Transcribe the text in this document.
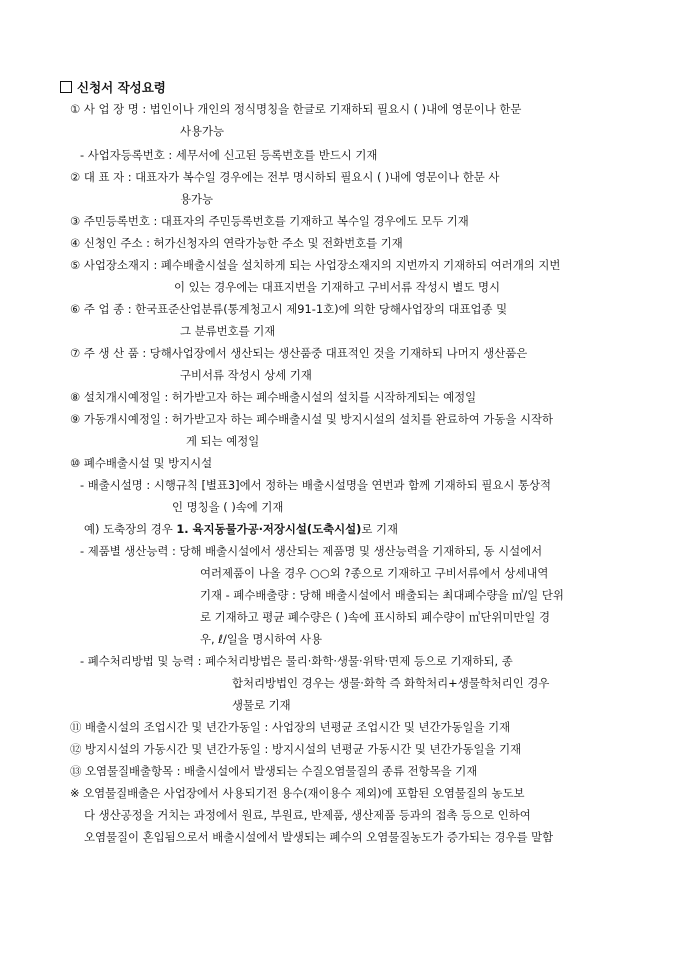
신청서 작성요령
① 사 업 장 명 : 법인이나 개인의 정식명칭을 한글로 기재하되 필요시 ( )내에 영문이나 한문
사용가능
- 사업자등록번호 : 세무서에 신고된 등록번호를 반드시 기재
② 대 표 자 : 대표자가 복수일 경우에는 전부 명시하되 필요시 ( )내에 영문이나 한문 사
용가능
③ 주민등록번호 : 대표자의 주민등록번호를 기재하고 복수일 경우에도 모두 기재
④ 신청인 주소 : 허가신청자의 연락가능한 주소 및 전화번호를 기재
⑤ 사업장소재지 : 폐수배출시설을 설치하게 되는 사업장소재지의 지번까지 기재하되 여러개의 지번
이 있는 경우에는 대표지번을 기재하고 구비서류 작성시 별도 명시
⑥ 주 업 종 : 한국표준산업분류(통계청고시 제91-1호)에 의한 당해사업장의 대표업종 및
그 분류번호를 기재
⑦ 주 생 산 품 : 당해사업장에서 생산되는 생산품중 대표적인 것을 기재하되 나머지 생산품은
구비서류 작성시 상세 기재
⑧ 설치개시예정일 : 허가받고자 하는 폐수배출시설의 설치를 시작하게되는 예정일
⑨ 가동개시예정일 : 허가받고자 하는 폐수배출시설 및 방지시설의 설치를 완료하여 가동을 시작하
게 되는 예정일
⑩ 폐수배출시설 및 방지시설
- 배출시설명 : 시행규칙 [별표3]에서 정하는 배출시설명을 연번과 함께 기재하되 필요시 통상적
인 명칭을 ( )속에 기재
예) 도축장의 경우 1. 육지동물가공·저장시설(도축시설)로 기재
- 제품별 생산능력 : 당해 배출시설에서 생산되는 제품명 및 생산능력을 기재하되, 동 시설에서
여러제품이 나올 경우 ○○외 ?종으로 기재하고 구비서류에서 상세내역
기재 - 폐수배출량 : 당해 배출시설에서 배출되는 최대폐수량을 ㎥/일 단위
로 기재하고 평균 폐수량은 ( )속에 표시하되 폐수량이 ㎥단위미만일 경
우, ℓ/일을 명시하여 사용
- 폐수처리방법 및 능력 : 폐수처리방법은 물리·화학·생물·위탁·면제 등으로 기재하되, 종
합처리방법인 경우는 생물·화학 즉 화학처리+생물학처리인 경우
생물로 기재
⑪ 배출시설의 조업시간 및 년간가동일 : 사업장의 년평균 조업시간 및 년간가동일을 기재
⑫ 방지시설의 가동시간 및 년간가동일 : 방지시설의 년평균 가동시간 및 년간가동일을 기재
⑬ 오염물질배출항목 : 배출시설에서 발생되는 수질오염물질의 종류 전항목을 기재
※ 오염물질배출은 사업장에서 사용되기전 용수(재이용수 제외)에 포함된 오염물질의 농도보
다 생산공정을 거치는 과정에서 원료, 부원료, 반제품, 생산제품 등과의 접촉 등으로 인하여
오염물질이 혼입됨으로서 배출시설에서 발생되는 폐수의 오염물질농도가 증가되는 경우를 말함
====================
What this task involves - Check each line of the data above for the word "배출시설에서" and say how many lines have it. Give the number alone.

Task solution - 4